WORK TO BE COMPLETED
Look for the word "yellow" in the entries below, then copy every line that has it.

EXTRACTED DATA
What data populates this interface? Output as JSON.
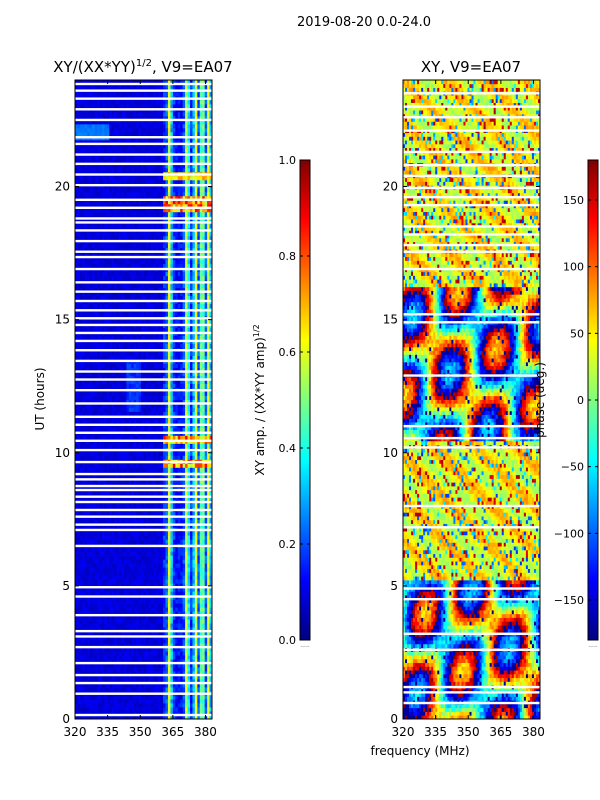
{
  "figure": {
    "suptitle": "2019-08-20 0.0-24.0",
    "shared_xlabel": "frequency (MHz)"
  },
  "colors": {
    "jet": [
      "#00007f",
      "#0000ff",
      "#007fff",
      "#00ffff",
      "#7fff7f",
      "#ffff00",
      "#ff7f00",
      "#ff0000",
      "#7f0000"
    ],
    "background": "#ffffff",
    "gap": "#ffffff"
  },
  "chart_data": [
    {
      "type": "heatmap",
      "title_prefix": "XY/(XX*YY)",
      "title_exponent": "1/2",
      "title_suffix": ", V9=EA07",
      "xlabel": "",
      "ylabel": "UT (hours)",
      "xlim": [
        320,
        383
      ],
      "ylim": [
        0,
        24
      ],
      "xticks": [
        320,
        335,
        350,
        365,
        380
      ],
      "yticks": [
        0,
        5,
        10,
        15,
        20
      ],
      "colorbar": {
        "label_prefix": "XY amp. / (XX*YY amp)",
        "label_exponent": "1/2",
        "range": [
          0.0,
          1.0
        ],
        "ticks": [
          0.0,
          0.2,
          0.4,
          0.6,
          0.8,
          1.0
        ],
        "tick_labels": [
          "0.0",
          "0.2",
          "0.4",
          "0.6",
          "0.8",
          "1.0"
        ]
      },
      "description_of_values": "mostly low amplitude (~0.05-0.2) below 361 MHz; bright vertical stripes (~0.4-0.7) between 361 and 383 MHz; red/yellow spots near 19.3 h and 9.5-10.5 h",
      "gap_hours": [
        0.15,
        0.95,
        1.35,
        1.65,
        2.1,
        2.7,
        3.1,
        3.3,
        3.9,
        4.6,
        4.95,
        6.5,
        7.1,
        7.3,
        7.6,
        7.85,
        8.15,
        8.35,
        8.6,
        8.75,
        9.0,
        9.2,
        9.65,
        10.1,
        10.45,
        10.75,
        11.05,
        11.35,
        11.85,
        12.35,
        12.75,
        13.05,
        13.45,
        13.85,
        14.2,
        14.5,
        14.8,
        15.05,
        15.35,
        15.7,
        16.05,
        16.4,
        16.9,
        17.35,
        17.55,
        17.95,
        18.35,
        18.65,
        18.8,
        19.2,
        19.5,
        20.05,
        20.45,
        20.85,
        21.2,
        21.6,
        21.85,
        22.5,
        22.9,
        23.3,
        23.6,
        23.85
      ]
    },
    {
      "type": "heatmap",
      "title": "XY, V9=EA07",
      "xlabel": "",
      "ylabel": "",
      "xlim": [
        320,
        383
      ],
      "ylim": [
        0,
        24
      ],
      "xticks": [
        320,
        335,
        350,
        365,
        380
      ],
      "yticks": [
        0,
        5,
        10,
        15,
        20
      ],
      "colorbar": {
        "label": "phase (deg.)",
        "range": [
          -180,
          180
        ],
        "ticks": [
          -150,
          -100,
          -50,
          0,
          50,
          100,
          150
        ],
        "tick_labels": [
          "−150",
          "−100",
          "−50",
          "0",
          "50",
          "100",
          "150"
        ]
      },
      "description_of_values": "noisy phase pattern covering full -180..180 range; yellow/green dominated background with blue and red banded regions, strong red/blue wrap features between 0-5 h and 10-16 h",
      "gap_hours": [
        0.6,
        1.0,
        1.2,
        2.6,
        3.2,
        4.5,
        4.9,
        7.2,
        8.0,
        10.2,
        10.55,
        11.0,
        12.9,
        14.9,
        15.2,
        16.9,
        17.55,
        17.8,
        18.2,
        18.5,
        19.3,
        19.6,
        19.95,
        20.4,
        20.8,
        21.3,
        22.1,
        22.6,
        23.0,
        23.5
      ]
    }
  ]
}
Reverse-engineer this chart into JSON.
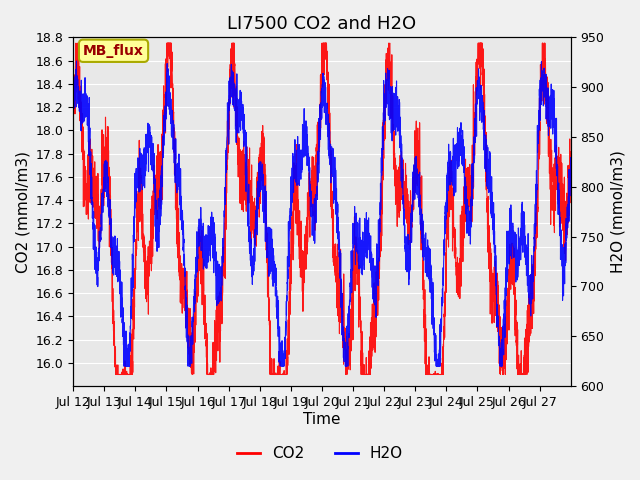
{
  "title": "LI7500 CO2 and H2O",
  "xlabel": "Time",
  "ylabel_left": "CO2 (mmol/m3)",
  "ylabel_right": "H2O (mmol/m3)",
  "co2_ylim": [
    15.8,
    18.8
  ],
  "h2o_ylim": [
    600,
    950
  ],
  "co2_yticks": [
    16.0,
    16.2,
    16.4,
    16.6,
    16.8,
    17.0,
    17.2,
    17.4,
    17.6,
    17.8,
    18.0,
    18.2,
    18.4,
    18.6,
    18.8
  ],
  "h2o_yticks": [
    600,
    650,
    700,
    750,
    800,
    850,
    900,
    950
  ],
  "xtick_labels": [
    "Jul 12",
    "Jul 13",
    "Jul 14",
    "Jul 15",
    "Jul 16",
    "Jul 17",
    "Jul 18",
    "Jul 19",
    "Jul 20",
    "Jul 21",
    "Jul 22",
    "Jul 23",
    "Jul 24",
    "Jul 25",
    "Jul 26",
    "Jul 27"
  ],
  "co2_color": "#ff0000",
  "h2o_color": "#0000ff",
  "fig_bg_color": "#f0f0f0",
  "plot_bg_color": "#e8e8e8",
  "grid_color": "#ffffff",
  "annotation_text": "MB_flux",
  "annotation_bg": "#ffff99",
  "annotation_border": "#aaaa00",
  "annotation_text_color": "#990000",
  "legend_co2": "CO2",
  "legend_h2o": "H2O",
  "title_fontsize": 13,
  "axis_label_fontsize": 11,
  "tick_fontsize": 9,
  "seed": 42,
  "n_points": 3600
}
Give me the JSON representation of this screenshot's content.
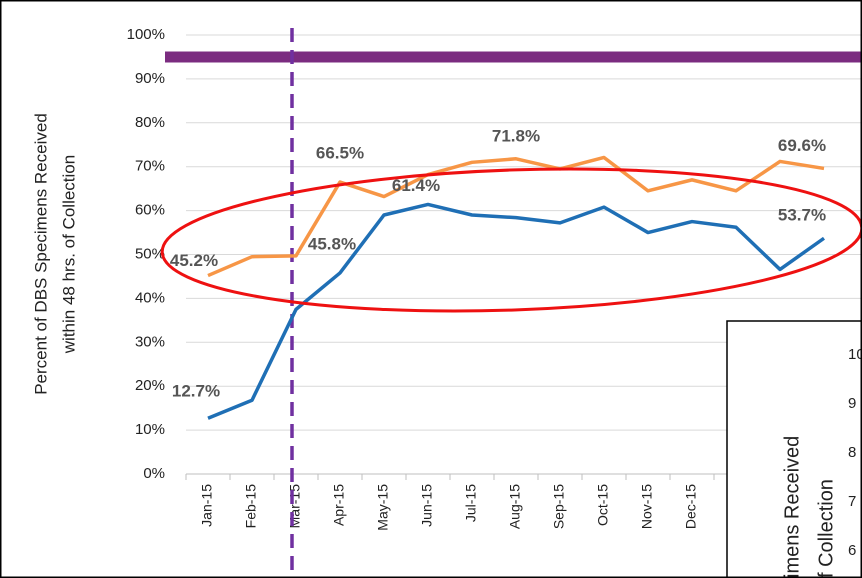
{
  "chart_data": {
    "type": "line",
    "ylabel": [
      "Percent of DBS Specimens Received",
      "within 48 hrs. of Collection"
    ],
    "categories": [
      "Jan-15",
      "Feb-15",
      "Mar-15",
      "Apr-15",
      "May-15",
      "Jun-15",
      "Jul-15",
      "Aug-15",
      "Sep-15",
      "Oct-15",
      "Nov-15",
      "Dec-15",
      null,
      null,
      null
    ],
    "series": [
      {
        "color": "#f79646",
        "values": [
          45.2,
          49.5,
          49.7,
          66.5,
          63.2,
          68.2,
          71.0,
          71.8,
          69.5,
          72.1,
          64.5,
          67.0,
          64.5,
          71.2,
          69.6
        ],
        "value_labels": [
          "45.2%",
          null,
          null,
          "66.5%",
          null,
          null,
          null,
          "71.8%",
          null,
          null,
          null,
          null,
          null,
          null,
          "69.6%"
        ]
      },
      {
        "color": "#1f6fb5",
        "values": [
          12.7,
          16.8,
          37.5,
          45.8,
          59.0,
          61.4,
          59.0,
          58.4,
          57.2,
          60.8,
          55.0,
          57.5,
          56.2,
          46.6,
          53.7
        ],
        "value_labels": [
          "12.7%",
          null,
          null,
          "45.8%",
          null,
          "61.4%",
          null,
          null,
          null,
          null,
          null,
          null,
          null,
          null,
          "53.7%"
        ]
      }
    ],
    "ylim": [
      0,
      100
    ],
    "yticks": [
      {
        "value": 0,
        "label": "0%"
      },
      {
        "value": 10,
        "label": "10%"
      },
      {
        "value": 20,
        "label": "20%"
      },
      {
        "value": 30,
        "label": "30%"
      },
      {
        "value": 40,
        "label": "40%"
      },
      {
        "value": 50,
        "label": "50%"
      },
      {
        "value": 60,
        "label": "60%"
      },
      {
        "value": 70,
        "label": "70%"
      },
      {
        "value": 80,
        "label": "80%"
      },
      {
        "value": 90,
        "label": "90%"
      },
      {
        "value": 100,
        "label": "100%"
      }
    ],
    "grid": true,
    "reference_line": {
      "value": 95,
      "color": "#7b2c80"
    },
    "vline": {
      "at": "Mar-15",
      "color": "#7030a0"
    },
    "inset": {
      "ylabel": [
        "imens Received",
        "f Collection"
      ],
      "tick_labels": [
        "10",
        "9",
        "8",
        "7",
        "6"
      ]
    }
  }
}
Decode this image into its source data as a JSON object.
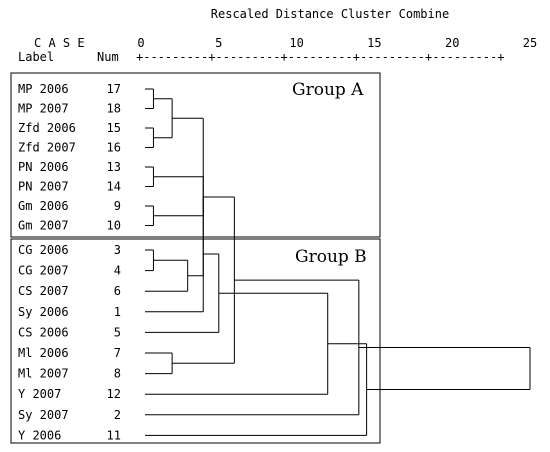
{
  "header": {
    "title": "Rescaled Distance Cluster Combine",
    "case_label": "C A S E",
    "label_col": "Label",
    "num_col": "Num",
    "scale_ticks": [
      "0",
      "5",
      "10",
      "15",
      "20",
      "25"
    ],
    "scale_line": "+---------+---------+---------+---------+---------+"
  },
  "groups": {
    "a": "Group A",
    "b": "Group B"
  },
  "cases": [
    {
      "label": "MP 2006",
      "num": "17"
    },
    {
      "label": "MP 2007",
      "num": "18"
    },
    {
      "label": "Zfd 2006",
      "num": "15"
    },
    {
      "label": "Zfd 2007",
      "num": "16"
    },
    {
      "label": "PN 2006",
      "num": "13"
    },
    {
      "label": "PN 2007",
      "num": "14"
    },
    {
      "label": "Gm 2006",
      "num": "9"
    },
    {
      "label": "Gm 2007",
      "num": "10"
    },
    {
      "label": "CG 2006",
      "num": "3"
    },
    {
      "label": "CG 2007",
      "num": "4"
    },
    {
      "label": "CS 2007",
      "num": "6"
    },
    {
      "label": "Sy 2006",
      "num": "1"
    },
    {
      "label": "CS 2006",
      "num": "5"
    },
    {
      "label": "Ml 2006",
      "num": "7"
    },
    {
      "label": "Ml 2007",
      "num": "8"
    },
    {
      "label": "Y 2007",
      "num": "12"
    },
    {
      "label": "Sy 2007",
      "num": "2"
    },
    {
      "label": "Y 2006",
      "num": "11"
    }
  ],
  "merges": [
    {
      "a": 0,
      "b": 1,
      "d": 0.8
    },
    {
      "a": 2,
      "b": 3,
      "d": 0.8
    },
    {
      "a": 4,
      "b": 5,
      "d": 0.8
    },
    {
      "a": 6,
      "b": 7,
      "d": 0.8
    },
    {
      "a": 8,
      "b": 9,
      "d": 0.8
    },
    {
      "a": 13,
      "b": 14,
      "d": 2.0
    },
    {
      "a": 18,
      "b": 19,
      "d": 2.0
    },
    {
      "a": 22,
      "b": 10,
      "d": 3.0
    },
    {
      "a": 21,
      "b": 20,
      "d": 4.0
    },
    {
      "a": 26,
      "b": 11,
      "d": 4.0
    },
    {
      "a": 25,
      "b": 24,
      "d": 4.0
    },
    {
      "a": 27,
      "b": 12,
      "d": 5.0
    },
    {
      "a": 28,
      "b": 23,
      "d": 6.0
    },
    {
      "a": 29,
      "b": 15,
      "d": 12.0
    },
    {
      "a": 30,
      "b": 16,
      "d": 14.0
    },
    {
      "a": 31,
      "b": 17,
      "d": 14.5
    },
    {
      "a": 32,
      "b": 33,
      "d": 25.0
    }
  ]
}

SOLUTION FOR THIS PROBLEM
      "description_of_values": "mostly low amplitude (~0.05-0.2) below 361 MHz; bright vertical stripes (~0.4-0.7) between 361 and 383 MHz; red/yellow spots near 19.3 h and 9.5-10.5 h",
      "description_of_values": "noisy phase pattern covering full -180..180 range; yellow/green dominated background with blue and red banded regions, strong red/blue wrap features between 0-5 h and 10-16 h",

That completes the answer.